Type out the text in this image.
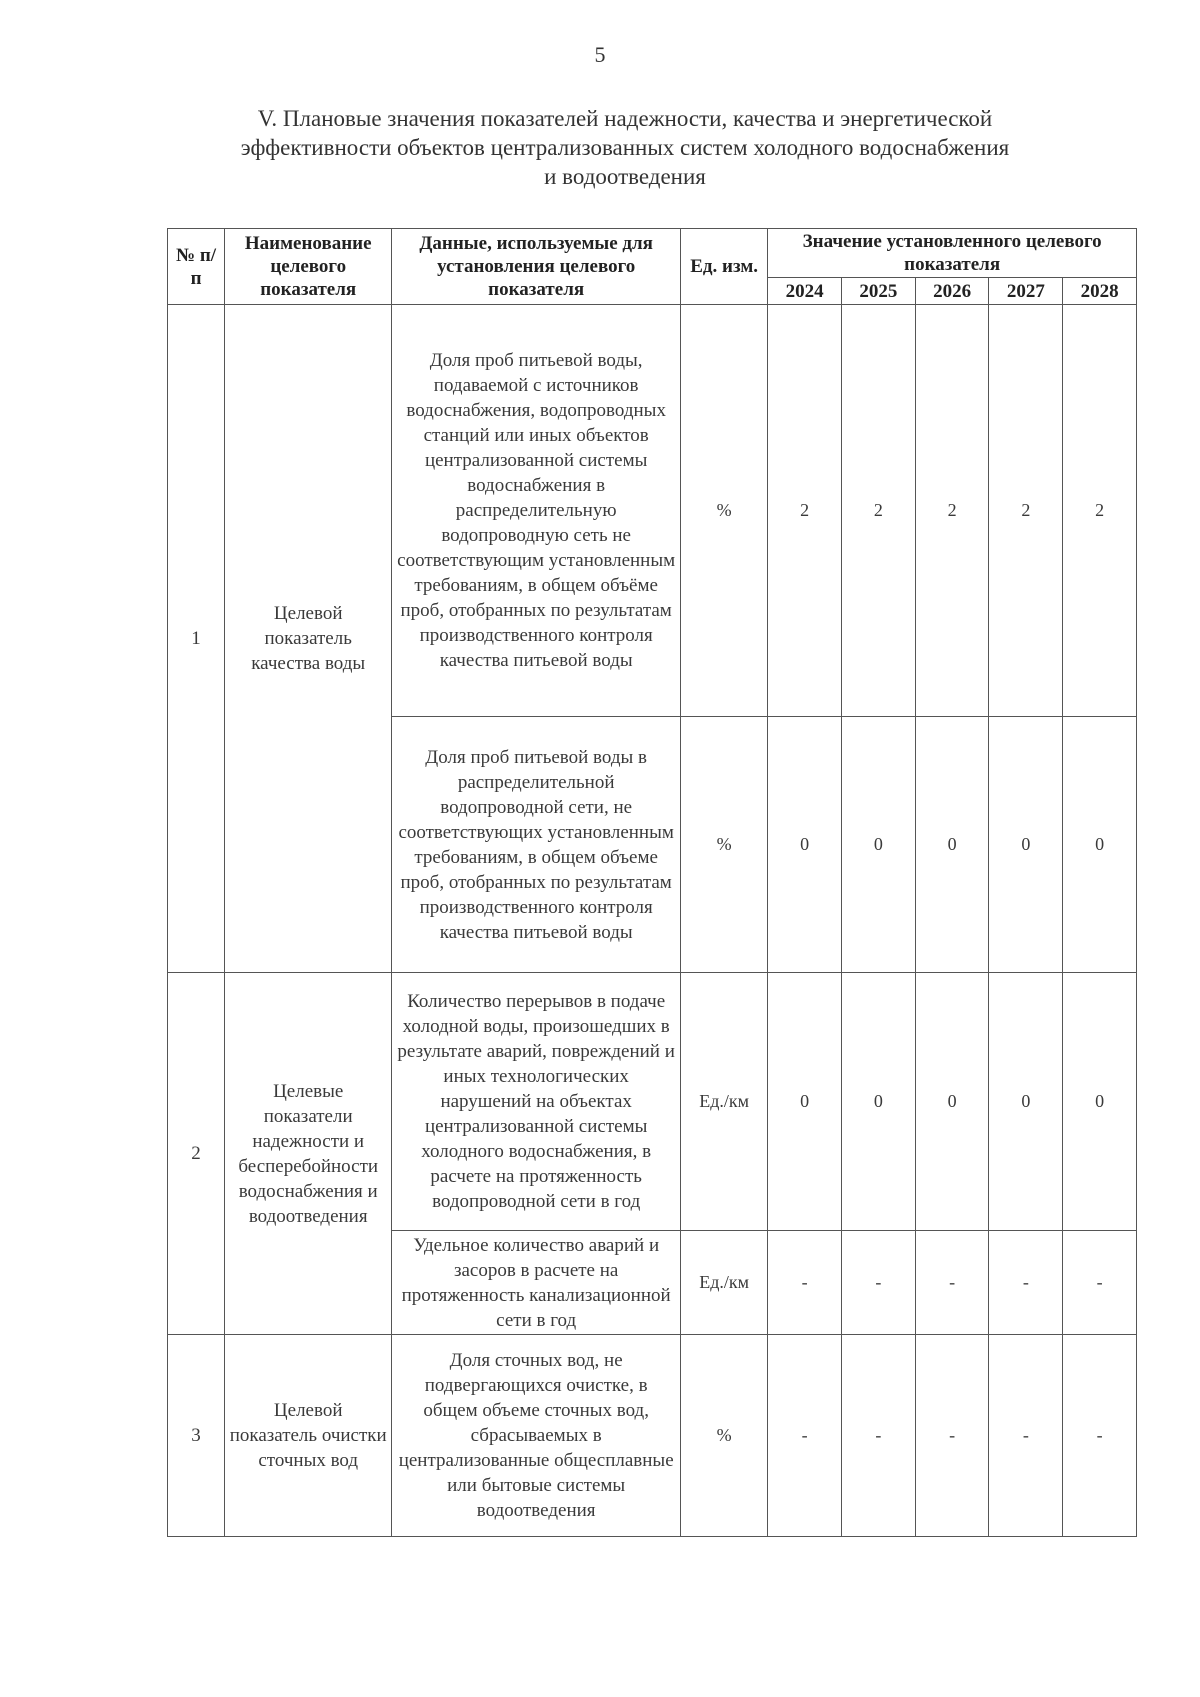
5
V. Плановые значения показателей надежности, качества и энергетической
эффективности объектов централизованных систем холодного водоснабжения
и водоотведения
№ п/п	Наименование целевого показателя	Данные, используемые для установления целевого показателя	Ед. изм.	Значение установленного целевого показателя				
				2024	2025	2026	2027	2028
1	Целевой показатель качества воды	Доля проб питьевой воды, подаваемой с источников водоснабжения, водопроводных станций или иных объектов централизованной системы водоснабжения в распределительную водопроводную сеть не соответствующим установленным требованиям, в общем объёме проб, отобранных по результатам производственного контроля качества питьевой воды	%	2	2	2	2	2
		Доля проб питьевой воды в распределительной водопроводной сети, не соответствующих установленным требованиям, в общем объеме проб, отобранных по результатам производственного контроля качества питьевой воды	%	0	0	0	0	0
2	Целевые показатели надежности и бесперебойности водоснабжения и водоотведения	Количество перерывов в подаче холодной воды, произошедших в результате аварий, повреждений и иных технологических нарушений на объектах централизованной системы холодного водоснабжения, в расчете на протяженность водопроводной сети в год	Ед./км	0	0	0	0	0
		Удельное количество аварий и засоров в расчете на протяженность канализационной сети в год	Ед./км	-	-	-	-	-
3	Целевой показатель очистки сточных вод	Доля сточных вод, не подвергающихся очистке, в общем объеме сточных вод, сбрасываемых в централизованные общесплавные или бытовые системы водоотведения	%	-	-	-	-	-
- - - - - - -
- **Task description**: Your task is to collect every line above that contains the word "объеме".

- **Exercise response**:
		Доля проб питьевой воды в распределительной водопроводной сети, не соответствующих установленным требованиям, в общем объеме проб, отобранных по результатам производственного контроля качества питьевой воды	%	0	0	0	0	0
3	Целевой показатель очистки сточных вод	Доля сточных вод, не подвергающихся очистке, в общем объеме сточных вод, сбрасываемых в централизованные общесплавные или бытовые системы водоотведения	%	-	-	-	-	-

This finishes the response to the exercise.